Records:
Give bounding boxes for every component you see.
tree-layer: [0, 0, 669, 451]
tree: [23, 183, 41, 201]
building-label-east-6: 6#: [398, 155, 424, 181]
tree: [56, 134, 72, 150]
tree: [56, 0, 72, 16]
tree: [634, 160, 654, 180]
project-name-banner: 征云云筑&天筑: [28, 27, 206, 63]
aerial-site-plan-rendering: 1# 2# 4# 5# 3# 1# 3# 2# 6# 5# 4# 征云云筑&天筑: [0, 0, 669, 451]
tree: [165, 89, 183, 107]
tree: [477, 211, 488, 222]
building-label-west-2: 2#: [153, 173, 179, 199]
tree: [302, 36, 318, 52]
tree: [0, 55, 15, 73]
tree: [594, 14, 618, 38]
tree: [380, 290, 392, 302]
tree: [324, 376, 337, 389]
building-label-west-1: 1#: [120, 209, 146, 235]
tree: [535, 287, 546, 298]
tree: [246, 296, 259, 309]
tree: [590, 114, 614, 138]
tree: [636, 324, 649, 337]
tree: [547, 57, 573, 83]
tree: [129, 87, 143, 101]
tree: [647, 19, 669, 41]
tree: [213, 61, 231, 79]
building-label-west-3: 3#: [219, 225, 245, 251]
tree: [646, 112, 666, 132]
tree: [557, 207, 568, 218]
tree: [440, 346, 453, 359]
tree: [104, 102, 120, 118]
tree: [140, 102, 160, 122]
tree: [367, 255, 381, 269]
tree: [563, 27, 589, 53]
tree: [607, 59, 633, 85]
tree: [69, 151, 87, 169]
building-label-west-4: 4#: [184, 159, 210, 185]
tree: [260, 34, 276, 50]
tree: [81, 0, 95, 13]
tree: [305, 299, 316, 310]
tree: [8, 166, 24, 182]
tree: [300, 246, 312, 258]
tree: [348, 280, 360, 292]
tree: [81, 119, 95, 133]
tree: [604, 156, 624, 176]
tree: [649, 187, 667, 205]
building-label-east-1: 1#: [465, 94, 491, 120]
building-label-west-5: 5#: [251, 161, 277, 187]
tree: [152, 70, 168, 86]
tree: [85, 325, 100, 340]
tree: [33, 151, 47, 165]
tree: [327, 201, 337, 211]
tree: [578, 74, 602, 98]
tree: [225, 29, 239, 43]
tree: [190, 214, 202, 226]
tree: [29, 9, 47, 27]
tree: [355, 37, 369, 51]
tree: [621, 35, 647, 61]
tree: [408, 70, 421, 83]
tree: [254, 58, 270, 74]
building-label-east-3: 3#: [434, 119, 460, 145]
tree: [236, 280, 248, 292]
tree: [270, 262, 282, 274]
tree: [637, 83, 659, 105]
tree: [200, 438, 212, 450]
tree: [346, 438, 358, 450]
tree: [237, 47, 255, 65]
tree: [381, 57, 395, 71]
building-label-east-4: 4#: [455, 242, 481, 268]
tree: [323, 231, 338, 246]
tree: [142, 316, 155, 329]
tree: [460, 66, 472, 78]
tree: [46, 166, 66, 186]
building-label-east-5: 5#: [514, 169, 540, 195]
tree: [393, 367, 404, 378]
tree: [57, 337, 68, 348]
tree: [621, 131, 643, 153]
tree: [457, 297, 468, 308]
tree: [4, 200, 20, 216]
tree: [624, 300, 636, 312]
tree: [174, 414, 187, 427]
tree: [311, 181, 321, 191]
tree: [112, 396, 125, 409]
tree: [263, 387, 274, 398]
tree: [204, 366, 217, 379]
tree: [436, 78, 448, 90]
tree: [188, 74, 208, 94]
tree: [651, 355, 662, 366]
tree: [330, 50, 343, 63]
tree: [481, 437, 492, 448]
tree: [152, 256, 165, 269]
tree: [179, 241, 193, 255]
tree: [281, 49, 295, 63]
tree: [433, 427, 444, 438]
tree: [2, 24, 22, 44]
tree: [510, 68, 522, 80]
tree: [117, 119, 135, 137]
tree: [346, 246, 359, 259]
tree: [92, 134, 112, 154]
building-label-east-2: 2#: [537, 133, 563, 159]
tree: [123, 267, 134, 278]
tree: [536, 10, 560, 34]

Task to carry out: Write out all the lines of the items above, reproducing each one exactly.

Answer to this exercise:
Give bounding boxes for every component you see.
tree-layer: [0, 0, 669, 451]
tree: [23, 183, 41, 201]
building-label-east-6: 6#: [398, 155, 424, 181]
tree: [56, 134, 72, 150]
tree: [56, 0, 72, 16]
tree: [634, 160, 654, 180]
project-name-banner: 征云云筑&天筑: [28, 27, 206, 63]
aerial-site-plan-rendering: 1# 2# 4# 5# 3# 1# 3# 2# 6# 5# 4# 征云云筑&天筑: [0, 0, 669, 451]
tree: [165, 89, 183, 107]
tree: [477, 211, 488, 222]
building-label-west-2: 2#: [153, 173, 179, 199]
tree: [302, 36, 318, 52]
tree: [0, 55, 15, 73]
tree: [594, 14, 618, 38]
tree: [380, 290, 392, 302]
tree: [324, 376, 337, 389]
building-label-west-1: 1#: [120, 209, 146, 235]
tree: [535, 287, 546, 298]
tree: [246, 296, 259, 309]
tree: [590, 114, 614, 138]
tree: [636, 324, 649, 337]
tree: [547, 57, 573, 83]
tree: [129, 87, 143, 101]
tree: [647, 19, 669, 41]
tree: [213, 61, 231, 79]
building-label-west-3: 3#: [219, 225, 245, 251]
tree: [646, 112, 666, 132]
tree: [557, 207, 568, 218]
tree: [440, 346, 453, 359]
tree: [104, 102, 120, 118]
tree: [140, 102, 160, 122]
tree: [367, 255, 381, 269]
tree: [563, 27, 589, 53]
tree: [607, 59, 633, 85]
tree: [69, 151, 87, 169]
building-label-west-4: 4#: [184, 159, 210, 185]
tree: [260, 34, 276, 50]
tree: [81, 0, 95, 13]
tree: [305, 299, 316, 310]
tree: [8, 166, 24, 182]
tree: [300, 246, 312, 258]
tree: [348, 280, 360, 292]
tree: [81, 119, 95, 133]
tree: [604, 156, 624, 176]
tree: [649, 187, 667, 205]
building-label-east-1: 1#: [465, 94, 491, 120]
building-label-west-5: 5#: [251, 161, 277, 187]
tree: [152, 70, 168, 86]
tree: [85, 325, 100, 340]
tree: [33, 151, 47, 165]
tree: [327, 201, 337, 211]
tree: [578, 74, 602, 98]
tree: [225, 29, 239, 43]
tree: [190, 214, 202, 226]
tree: [29, 9, 47, 27]
tree: [355, 37, 369, 51]
tree: [621, 35, 647, 61]
tree: [408, 70, 421, 83]
tree: [254, 58, 270, 74]
building-label-east-3: 3#: [434, 119, 460, 145]
tree: [236, 280, 248, 292]
tree: [270, 262, 282, 274]
tree: [637, 83, 659, 105]
tree: [200, 438, 212, 450]
tree: [346, 438, 358, 450]
tree: [237, 47, 255, 65]
tree: [381, 57, 395, 71]
building-label-east-4: 4#: [455, 242, 481, 268]
tree: [323, 231, 338, 246]
tree: [142, 316, 155, 329]
tree: [460, 66, 472, 78]
tree: [46, 166, 66, 186]
building-label-east-5: 5#: [514, 169, 540, 195]
tree: [393, 367, 404, 378]
tree: [57, 337, 68, 348]
tree: [621, 131, 643, 153]
tree: [457, 297, 468, 308]
tree: [4, 200, 20, 216]
tree: [624, 300, 636, 312]
tree: [174, 414, 187, 427]
tree: [311, 181, 321, 191]
tree: [112, 396, 125, 409]
tree: [263, 387, 274, 398]
tree: [204, 366, 217, 379]
tree: [436, 78, 448, 90]
tree: [188, 74, 208, 94]
tree: [651, 355, 662, 366]
tree: [330, 50, 343, 63]
tree: [481, 437, 492, 448]
tree: [152, 256, 165, 269]
tree: [179, 241, 193, 255]
tree: [281, 49, 295, 63]
tree: [433, 427, 444, 438]
tree: [2, 24, 22, 44]
tree: [510, 68, 522, 80]
tree: [117, 119, 135, 137]
tree: [346, 246, 359, 259]
tree: [92, 134, 112, 154]
building-label-east-2: 2#: [537, 133, 563, 159]
tree: [123, 267, 134, 278]
tree: [536, 10, 560, 34]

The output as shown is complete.